▶ **Your objective**
Repeat the records below exactly, leaving out any pictures.

[Stored data]

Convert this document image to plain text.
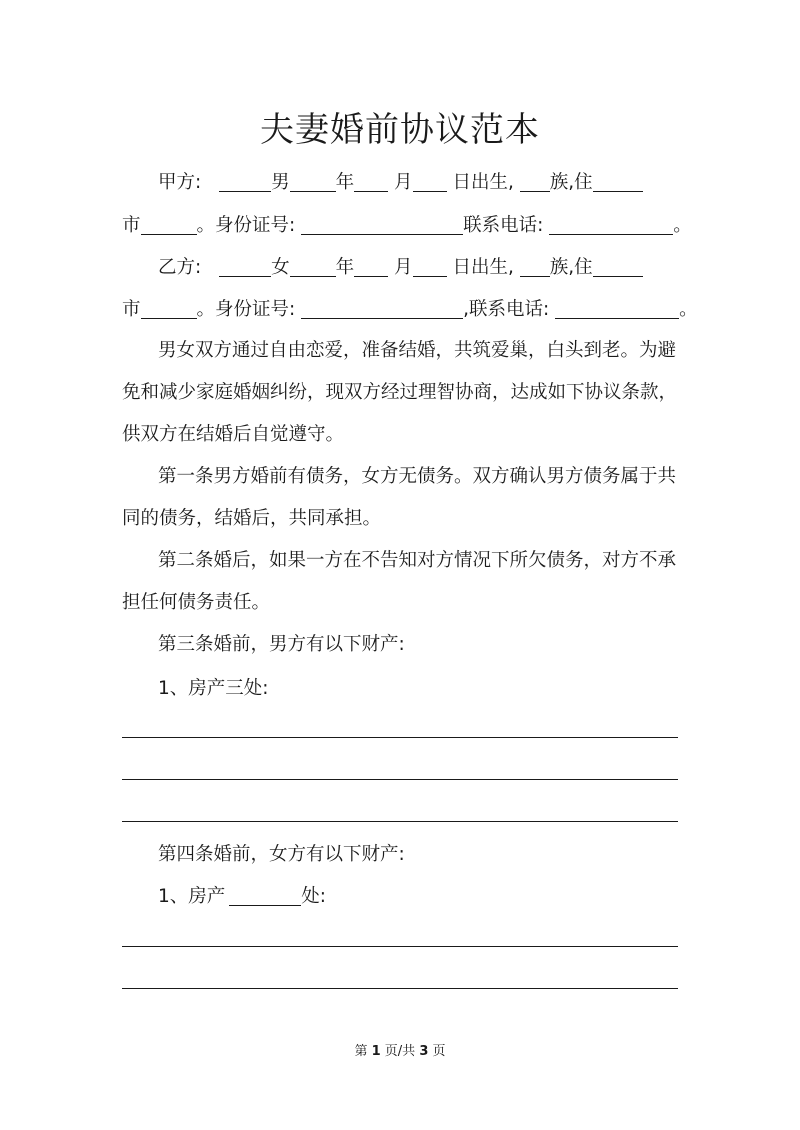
夫妻婚前协议范本
甲方:	男 年 月 日出生, 族,住
市	。身份证号:	联系电话:	。
乙方:	女 年 月 日出生, 族,住
市	。身份证号:	,联系电话:	。
男女双方通过自由恋爱，准备结婚，共筑爱巢，白头到老。为避
免和减少家庭婚姻纠纷，现双方经过理智协商，达成如下协议条款，
供双方在结婚后自觉遵守。
第一条男方婚前有债务，女方无债务。双方确认男方债务属于共
同的债务，结婚后，共同承担。
第二条婚后，如果一方在不告知对方情况下所欠债务，对方不承
担任何债务责任。
第三条婚前，男方有以下财产:
1、房产三处:
第四条婚前，女方有以下财产:
1、房产	处:
第 1 页/共 3 页
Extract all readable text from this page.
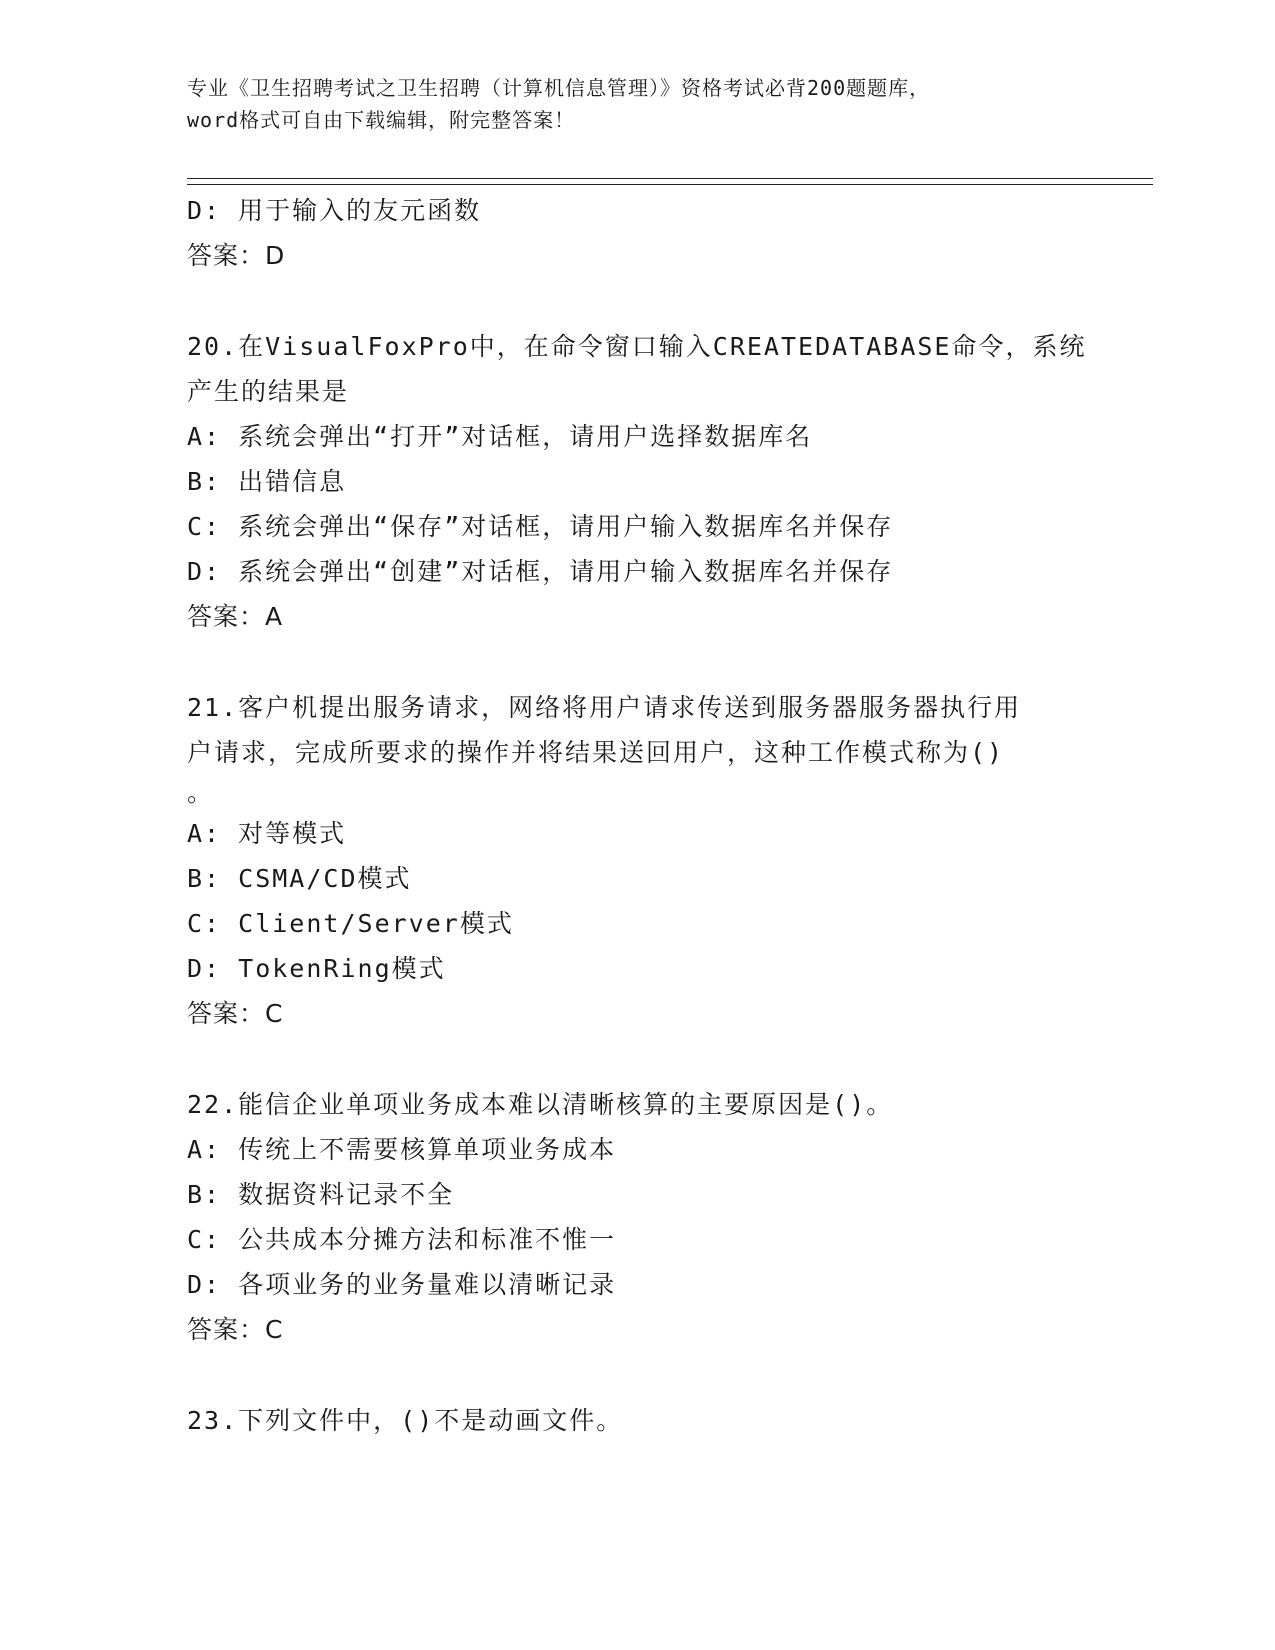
专业《卫生招聘考试之卫生招聘（计算机信息管理）》资格考试必背200题题库，
word格式可自由下载编辑，附完整答案！
D: 用于输入的友元函数
答案：D
20.在VisualFoxPro中，在命令窗口输入CREATEDATABASE命令，系统
产生的结果是
A: 系统会弹出“打开”对话框，请用户选择数据库名
B: 出错信息
C: 系统会弹出“保存”对话框，请用户输入数据库名并保存
D: 系统会弹出“创建”对话框，请用户输入数据库名并保存
答案：A
21.客户机提出服务请求，网络将用户请求传送到服务器服务器执行用
户请求，完成所要求的操作并将结果送回用户，这种工作模式称为()
。
A: 对等模式
B: CSMA/CD模式
C: Client/Server模式
D: TokenRing模式
答案：C
22.能信企业单项业务成本难以清晰核算的主要原因是()。
A: 传统上不需要核算单项业务成本
B: 数据资料记录不全
C: 公共成本分摊方法和标准不惟一
D: 各项业务的业务量难以清晰记录
答案：C
23.下列文件中，()不是动画文件。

▶ **Result of this exercise**
Convert this document image to plain text.
夫妻婚前协议范本
甲方:	男 年 月 日出生, 族,住
市	。身份证号:	联系电话:	。
乙方:	女 年 月 日出生, 族,住
市	。身份证号:	,联系电话:	。
男女双方通过自由恋爱，准备结婚，共筑爱巢，白头到老。为避
免和减少家庭婚姻纠纷，现双方经过理智协商，达成如下协议条款，
供双方在结婚后自觉遵守。
第一条男方婚前有债务，女方无债务。双方确认男方债务属于共
同的债务，结婚后，共同承担。
第二条婚后，如果一方在不告知对方情况下所欠债务，对方不承
担任何债务责任。
第三条婚前，男方有以下财产:
1、房产三处:
第四条婚前，女方有以下财产:
1、房产	处:
第 1 页/共 3 页
Extract all readable text from this page.
专业《卫生招聘考试之卫生招聘（计算机信息管理）》资格考试必背200题题库，
word格式可自由下载编辑，附完整答案！
D: 用于输入的友元函数
答案：D
20.在VisualFoxPro中，在命令窗口输入CREATEDATABASE命令，系统
产生的结果是
A: 系统会弹出“打开”对话框，请用户选择数据库名
B: 出错信息
C: 系统会弹出“保存”对话框，请用户输入数据库名并保存
D: 系统会弹出“创建”对话框，请用户输入数据库名并保存
答案：A
21.客户机提出服务请求，网络将用户请求传送到服务器服务器执行用
户请求，完成所要求的操作并将结果送回用户，这种工作模式称为()
。
A: 对等模式
B: CSMA/CD模式
C: Client/Server模式
D: TokenRing模式
答案：C
22.能信企业单项业务成本难以清晰核算的主要原因是()。
A: 传统上不需要核算单项业务成本
B: 数据资料记录不全
C: 公共成本分摊方法和标准不惟一
D: 各项业务的业务量难以清晰记录
答案：C
23.下列文件中，()不是动画文件。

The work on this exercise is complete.